TO DO: Below are the records; copy each line in them that holds the word "into".

━━ DATASET ENTRIES

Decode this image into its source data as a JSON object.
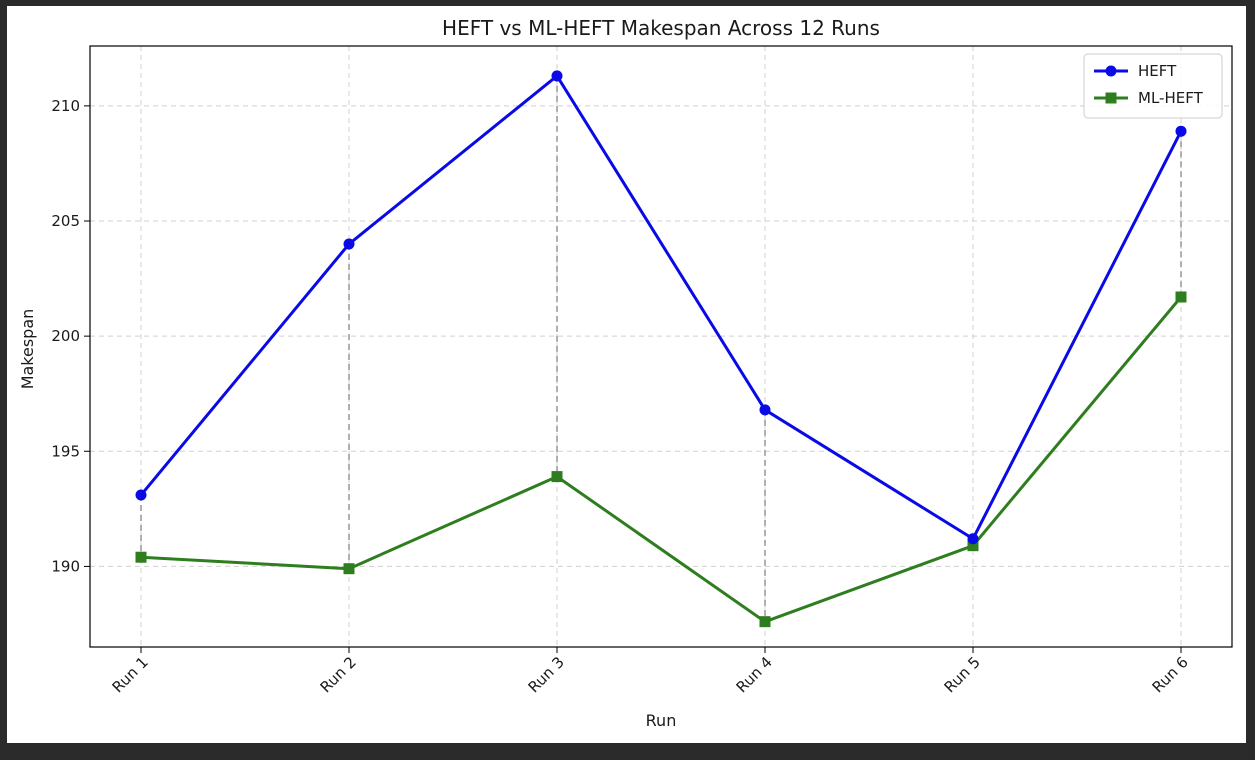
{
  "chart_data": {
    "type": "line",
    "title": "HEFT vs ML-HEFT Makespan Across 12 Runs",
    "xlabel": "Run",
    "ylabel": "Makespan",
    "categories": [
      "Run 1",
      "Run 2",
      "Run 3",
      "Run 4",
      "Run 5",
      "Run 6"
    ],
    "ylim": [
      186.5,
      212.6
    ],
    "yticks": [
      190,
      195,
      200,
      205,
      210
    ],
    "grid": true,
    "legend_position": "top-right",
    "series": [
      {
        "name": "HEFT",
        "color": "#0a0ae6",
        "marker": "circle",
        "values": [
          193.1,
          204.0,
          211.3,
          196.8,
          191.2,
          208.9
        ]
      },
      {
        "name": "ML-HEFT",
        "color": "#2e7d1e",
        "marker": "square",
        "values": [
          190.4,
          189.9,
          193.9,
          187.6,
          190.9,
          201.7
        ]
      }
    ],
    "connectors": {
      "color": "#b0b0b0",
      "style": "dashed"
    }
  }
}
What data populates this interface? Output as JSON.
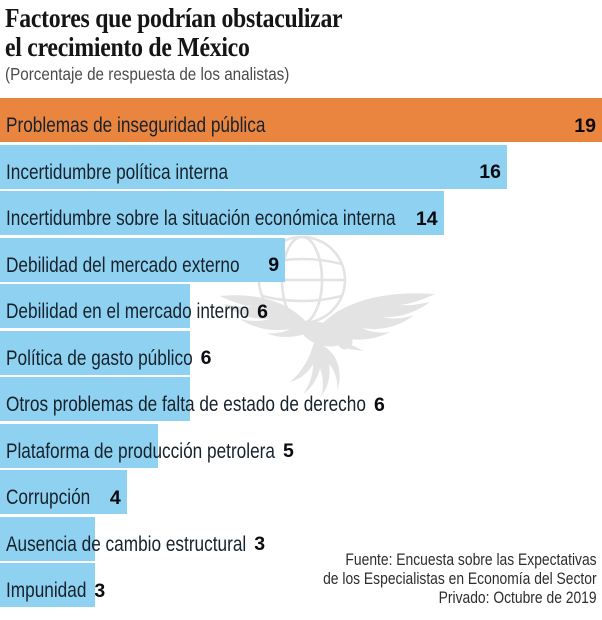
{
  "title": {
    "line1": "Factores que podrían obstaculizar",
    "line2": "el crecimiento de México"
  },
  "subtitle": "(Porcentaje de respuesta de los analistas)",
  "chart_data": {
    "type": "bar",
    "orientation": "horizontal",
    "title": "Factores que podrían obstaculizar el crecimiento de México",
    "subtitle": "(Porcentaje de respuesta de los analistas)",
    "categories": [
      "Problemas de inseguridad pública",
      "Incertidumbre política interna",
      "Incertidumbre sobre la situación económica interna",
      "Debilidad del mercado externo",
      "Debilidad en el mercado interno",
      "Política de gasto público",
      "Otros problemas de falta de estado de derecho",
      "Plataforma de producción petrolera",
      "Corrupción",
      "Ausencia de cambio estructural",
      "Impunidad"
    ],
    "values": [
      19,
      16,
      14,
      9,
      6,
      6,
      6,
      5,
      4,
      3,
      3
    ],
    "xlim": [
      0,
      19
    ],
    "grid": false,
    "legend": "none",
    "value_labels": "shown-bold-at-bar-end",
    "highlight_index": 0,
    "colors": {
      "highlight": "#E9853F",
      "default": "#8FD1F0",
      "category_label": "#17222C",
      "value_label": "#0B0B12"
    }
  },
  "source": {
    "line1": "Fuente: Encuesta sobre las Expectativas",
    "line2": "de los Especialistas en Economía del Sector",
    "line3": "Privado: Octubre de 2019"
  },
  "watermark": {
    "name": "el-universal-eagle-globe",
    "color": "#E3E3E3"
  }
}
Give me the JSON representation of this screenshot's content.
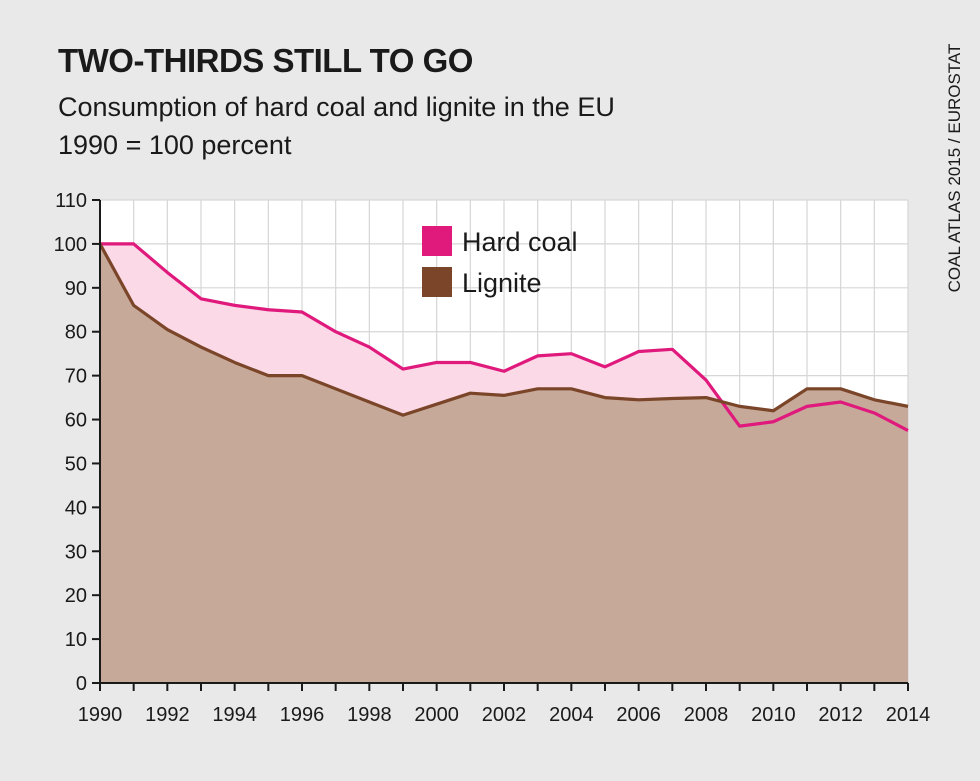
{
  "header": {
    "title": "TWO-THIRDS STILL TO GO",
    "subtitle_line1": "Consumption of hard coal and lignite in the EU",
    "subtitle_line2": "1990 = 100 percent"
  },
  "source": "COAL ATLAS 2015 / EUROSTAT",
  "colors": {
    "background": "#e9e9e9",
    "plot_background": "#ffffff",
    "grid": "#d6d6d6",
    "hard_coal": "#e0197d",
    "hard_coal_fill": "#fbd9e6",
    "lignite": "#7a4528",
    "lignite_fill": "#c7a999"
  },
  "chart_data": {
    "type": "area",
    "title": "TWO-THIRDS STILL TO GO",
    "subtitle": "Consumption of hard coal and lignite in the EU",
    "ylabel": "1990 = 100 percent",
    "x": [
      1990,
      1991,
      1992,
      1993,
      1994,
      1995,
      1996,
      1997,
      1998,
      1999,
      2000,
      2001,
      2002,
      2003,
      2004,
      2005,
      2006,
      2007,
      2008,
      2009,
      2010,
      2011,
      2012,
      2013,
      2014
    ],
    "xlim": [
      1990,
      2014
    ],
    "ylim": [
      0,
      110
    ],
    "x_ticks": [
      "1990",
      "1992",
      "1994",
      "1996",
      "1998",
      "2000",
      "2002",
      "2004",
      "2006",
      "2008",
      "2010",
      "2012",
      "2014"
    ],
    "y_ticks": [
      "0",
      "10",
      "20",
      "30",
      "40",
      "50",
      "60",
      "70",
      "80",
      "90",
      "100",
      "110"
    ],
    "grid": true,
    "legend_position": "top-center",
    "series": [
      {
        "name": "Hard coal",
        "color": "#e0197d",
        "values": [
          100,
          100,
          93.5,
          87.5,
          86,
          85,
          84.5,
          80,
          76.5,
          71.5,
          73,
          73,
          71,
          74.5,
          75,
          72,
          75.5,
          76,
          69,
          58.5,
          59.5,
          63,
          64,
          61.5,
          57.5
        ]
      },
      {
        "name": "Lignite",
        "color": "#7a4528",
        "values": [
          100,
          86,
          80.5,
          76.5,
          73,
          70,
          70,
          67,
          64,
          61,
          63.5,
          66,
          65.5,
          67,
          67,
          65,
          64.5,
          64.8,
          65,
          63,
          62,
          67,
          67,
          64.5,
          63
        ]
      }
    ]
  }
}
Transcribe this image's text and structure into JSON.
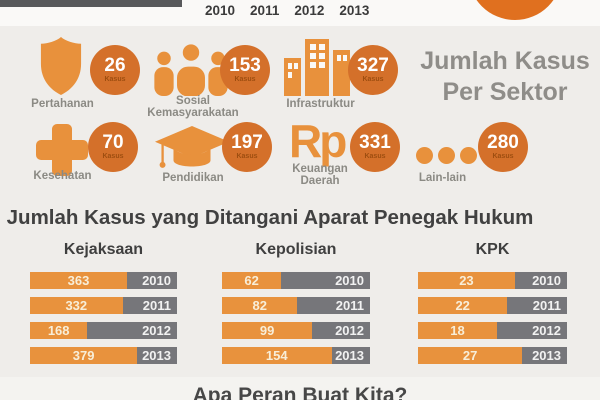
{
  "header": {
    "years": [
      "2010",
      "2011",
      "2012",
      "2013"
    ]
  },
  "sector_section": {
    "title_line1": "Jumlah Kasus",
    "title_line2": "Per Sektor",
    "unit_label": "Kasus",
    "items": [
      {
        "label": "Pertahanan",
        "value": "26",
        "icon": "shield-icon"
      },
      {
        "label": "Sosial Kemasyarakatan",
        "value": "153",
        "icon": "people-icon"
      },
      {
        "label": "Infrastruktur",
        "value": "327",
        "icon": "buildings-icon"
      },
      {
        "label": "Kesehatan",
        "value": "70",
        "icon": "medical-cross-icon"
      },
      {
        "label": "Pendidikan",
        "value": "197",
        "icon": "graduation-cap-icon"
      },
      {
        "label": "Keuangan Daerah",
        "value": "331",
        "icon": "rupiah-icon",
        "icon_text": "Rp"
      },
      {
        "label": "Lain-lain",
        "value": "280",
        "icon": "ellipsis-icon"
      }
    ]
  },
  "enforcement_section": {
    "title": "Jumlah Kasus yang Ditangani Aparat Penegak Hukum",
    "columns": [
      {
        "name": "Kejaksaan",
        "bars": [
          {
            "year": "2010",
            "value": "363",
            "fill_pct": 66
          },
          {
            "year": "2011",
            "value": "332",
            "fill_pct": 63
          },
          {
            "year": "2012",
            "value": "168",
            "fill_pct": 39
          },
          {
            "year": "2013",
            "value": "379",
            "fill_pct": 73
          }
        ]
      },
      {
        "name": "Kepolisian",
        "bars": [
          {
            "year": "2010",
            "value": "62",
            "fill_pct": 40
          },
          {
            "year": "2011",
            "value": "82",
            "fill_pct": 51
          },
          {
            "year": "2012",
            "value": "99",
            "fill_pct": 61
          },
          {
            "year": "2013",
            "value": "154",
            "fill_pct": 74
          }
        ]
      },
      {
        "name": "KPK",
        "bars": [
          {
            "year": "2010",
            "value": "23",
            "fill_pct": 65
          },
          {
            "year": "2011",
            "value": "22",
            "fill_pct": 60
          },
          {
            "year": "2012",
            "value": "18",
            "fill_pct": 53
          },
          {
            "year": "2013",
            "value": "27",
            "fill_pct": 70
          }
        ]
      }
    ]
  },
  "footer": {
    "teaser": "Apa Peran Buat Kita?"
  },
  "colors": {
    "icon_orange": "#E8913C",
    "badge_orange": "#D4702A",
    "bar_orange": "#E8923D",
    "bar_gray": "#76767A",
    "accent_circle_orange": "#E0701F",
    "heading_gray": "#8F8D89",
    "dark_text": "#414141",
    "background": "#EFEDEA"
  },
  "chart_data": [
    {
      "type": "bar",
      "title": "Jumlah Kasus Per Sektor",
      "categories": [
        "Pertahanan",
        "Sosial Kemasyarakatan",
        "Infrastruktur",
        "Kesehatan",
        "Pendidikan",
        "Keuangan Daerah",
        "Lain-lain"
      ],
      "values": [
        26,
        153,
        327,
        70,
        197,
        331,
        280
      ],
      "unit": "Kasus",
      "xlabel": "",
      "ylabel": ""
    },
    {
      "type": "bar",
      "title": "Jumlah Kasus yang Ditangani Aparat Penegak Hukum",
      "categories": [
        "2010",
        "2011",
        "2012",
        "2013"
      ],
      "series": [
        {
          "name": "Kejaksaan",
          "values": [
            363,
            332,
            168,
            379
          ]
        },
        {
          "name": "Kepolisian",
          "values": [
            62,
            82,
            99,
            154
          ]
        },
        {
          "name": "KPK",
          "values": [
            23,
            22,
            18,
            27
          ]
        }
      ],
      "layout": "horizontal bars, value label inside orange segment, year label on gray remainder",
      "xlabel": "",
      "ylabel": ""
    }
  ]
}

━━━━

FINISHED ANSWER:
Decode this image into its source data as a JSON object.
Transcribe this image's text and structure into JSON.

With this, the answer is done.